EXERCISE DESCRIPTION: Copy the data below exactly.

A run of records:
*-*-*

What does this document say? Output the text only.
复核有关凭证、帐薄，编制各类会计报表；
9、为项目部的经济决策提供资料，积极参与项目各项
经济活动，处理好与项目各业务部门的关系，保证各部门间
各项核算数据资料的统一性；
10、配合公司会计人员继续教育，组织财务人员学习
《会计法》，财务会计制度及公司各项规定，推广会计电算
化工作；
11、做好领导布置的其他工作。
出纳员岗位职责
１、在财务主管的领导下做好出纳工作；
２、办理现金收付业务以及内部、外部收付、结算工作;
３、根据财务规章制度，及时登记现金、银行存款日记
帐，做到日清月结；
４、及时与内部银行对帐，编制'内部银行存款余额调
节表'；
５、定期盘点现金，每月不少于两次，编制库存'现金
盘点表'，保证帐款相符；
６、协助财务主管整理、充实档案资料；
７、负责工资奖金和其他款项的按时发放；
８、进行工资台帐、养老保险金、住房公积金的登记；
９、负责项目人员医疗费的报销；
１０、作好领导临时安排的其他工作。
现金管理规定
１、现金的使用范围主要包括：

*-*-*

RESULT OF THIS TASK:
What does this document say? Output the text only.
复核有关凭证、帐薄，编制各类会计报表；
9、为项目部的经济决策提供资料，积极参与项目各项
经济活动，处理好与项目各业务部门的关系，保证各部门间
各项核算数据资料的统一性；
10、配合公司会计人员继续教育，组织财务人员学习
《会计法》，财务会计制度及公司各项规定，推广会计电算
化工作；
11、做好领导布置的其他工作。
出纳员岗位职责
１、在财务主管的领导下做好出纳工作；
２、办理现金收付业务以及内部、外部收付、结算工作;
３、根据财务规章制度，及时登记现金、银行存款日记
帐，做到日清月结；
４、及时与内部银行对帐，编制'内部银行存款余额调
节表'；
５、定期盘点现金，每月不少于两次，编制库存'现金
盘点表'，保证帐款相符；
６、协助财务主管整理、充实档案资料；
７、负责工资奖金和其他款项的按时发放；
８、进行工资台帐、养老保险金、住房公积金的登记；
９、负责项目人员医疗费的报销；
１０、作好领导临时安排的其他工作。
现金管理规定
１、现金的使用范围主要包括：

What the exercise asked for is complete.